■ **Exercise goal**
For every line in the records that has the word "please", make a copy.

————

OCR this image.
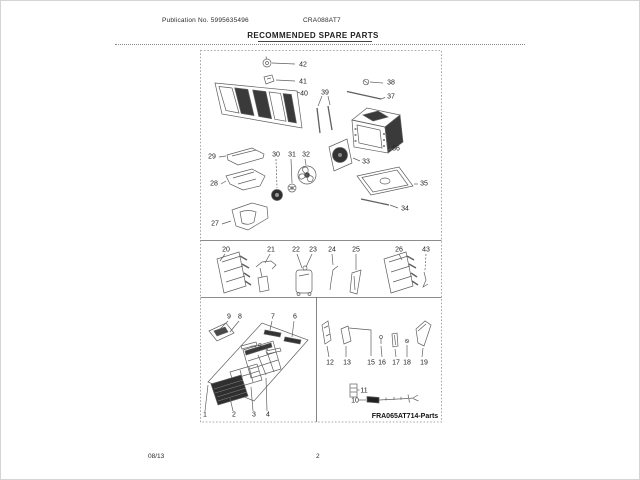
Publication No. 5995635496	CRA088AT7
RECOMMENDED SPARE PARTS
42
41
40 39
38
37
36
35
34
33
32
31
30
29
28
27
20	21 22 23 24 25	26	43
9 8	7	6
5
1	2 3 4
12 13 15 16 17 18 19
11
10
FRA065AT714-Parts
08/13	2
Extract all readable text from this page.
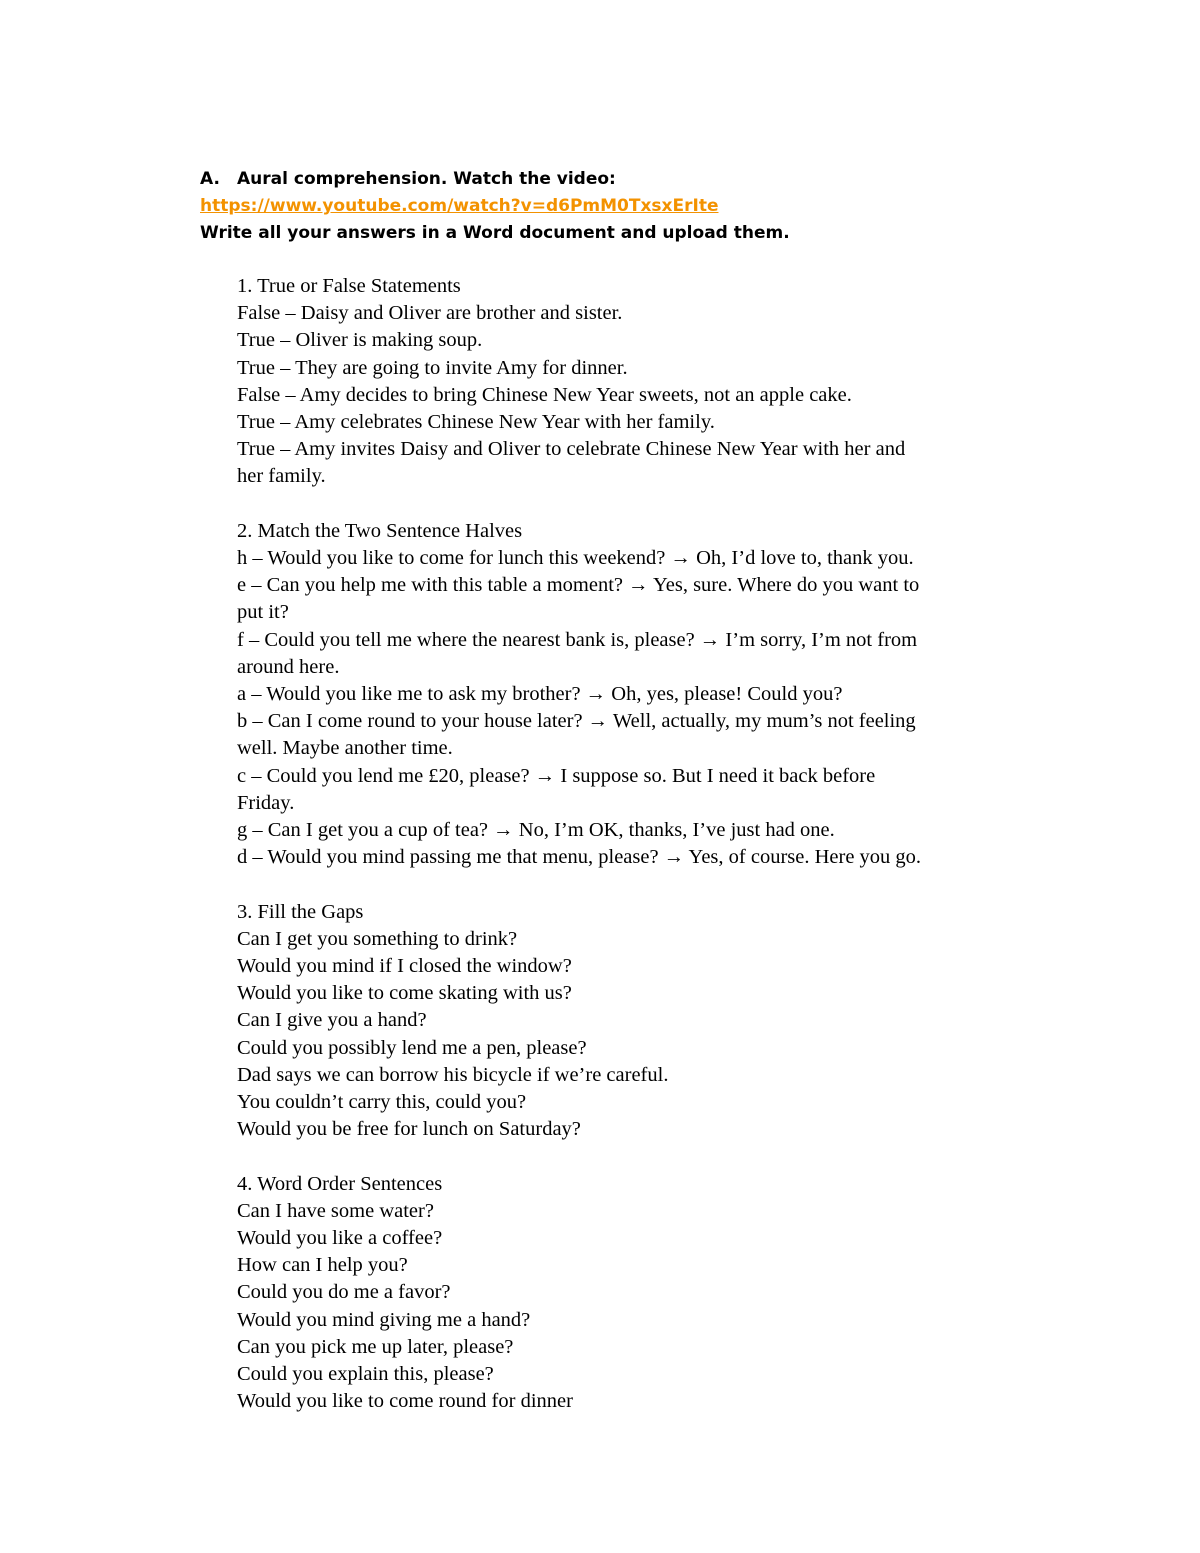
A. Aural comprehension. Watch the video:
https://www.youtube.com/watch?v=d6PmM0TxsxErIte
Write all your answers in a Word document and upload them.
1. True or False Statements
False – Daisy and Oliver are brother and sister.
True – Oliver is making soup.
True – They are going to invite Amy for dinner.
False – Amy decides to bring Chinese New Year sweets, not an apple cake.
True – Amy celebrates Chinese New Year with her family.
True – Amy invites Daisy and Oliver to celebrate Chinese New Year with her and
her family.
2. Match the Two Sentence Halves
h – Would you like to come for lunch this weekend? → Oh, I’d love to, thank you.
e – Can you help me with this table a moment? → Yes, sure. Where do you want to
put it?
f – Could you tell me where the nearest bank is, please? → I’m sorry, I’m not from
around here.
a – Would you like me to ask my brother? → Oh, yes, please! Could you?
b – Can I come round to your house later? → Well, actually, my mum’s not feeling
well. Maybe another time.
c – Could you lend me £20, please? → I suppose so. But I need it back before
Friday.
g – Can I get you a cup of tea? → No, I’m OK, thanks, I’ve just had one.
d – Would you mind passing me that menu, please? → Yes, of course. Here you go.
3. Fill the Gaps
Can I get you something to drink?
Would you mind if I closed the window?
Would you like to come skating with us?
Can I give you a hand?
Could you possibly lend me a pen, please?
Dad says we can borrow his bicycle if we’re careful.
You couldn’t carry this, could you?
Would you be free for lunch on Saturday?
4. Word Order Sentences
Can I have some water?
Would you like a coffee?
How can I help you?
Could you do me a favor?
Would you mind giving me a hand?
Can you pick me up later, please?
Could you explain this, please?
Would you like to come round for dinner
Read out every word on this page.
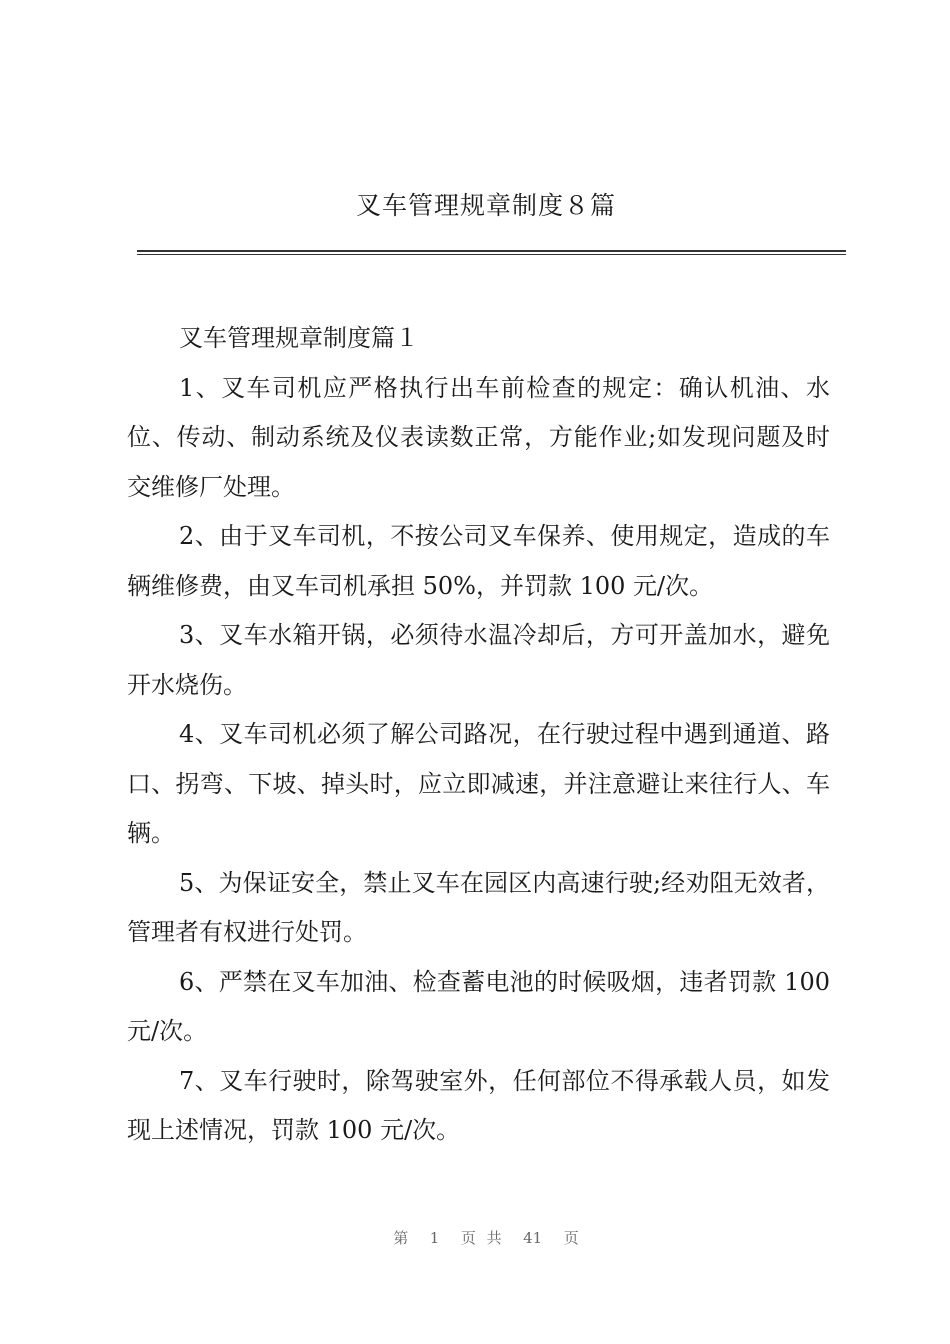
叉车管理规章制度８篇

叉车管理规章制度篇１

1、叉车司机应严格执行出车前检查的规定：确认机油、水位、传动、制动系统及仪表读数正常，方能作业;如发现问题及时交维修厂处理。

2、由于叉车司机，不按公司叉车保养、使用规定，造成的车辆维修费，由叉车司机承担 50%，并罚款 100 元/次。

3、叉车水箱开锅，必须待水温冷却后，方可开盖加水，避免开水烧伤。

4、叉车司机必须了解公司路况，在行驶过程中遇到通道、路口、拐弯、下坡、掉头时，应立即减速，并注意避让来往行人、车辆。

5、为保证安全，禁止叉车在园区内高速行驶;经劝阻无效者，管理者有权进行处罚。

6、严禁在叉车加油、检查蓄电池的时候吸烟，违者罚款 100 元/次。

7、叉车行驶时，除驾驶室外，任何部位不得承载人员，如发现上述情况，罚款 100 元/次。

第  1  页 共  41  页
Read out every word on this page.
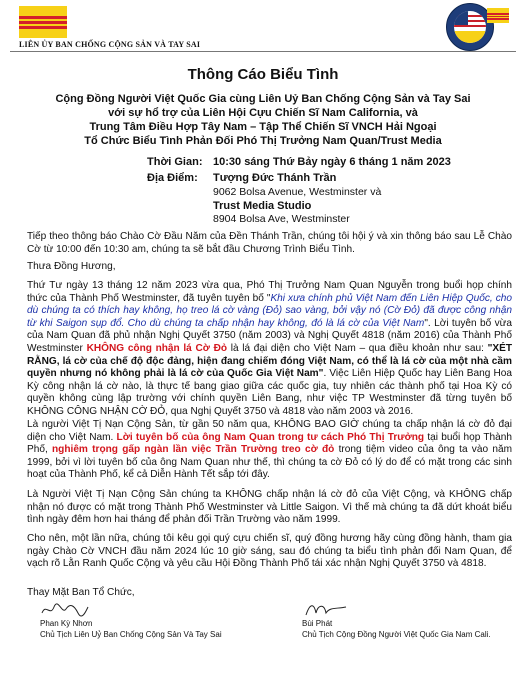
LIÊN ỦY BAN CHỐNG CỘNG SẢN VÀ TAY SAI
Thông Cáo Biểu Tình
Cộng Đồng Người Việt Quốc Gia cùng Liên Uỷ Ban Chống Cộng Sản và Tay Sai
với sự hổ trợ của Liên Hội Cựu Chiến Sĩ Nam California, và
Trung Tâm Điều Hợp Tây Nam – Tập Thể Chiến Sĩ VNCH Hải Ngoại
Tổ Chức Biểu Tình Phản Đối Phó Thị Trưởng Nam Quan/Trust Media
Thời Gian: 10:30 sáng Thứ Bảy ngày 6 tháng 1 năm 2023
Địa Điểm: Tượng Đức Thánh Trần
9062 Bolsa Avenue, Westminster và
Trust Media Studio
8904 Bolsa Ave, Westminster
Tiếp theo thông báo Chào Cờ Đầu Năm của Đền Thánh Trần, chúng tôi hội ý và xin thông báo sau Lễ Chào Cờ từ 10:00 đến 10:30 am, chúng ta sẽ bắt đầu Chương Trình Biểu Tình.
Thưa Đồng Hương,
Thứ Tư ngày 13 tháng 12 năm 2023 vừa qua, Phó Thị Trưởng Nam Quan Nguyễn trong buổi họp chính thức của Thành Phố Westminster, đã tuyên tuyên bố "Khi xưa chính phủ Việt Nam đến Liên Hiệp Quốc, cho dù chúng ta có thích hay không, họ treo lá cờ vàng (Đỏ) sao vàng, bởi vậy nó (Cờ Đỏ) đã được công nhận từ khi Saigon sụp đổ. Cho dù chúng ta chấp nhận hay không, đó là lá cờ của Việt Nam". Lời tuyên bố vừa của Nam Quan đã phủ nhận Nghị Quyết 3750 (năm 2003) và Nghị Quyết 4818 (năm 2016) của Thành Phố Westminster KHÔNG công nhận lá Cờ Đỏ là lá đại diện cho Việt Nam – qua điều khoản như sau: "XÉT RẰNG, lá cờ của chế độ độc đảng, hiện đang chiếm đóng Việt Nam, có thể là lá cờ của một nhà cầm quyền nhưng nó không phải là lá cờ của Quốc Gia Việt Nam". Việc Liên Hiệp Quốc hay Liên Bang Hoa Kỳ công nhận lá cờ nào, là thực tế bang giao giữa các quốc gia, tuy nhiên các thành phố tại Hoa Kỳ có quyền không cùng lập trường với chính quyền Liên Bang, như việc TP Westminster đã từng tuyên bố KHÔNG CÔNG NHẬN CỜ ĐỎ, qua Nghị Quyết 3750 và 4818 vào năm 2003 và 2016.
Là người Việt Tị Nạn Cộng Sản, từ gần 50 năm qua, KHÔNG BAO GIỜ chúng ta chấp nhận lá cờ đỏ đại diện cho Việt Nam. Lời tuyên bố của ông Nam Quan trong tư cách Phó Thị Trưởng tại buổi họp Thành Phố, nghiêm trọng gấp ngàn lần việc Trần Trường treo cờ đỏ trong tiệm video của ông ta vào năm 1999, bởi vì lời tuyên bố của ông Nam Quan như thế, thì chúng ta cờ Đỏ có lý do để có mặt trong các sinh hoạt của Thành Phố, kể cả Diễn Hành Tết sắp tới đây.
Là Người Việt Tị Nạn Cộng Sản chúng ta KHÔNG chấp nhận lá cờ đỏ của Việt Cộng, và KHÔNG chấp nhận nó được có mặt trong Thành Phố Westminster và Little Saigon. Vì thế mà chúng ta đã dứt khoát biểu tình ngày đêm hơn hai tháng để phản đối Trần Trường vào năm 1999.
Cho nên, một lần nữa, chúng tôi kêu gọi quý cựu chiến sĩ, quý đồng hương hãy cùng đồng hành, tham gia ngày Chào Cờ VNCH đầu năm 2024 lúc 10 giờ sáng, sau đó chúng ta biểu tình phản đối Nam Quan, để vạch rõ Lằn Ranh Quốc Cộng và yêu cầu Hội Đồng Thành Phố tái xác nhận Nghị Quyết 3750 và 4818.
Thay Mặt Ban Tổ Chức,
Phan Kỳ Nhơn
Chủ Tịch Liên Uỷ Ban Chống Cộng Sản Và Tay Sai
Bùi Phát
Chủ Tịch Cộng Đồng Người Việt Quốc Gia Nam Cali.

————

■ **Right answer**
f – Could you tell me where the nearest bank is, please? → I’m sorry, I’m not from
a – Would you like me to ask my brother? → Oh, yes, please! Could you?
c – Could you lend me £20, please? → I suppose so. But I need it back before
d – Would you mind passing me that menu, please? → Yes, of course. Here you go.
Could you possibly lend me a pen, please?
Can you pick me up later, please?
Could you explain this, please?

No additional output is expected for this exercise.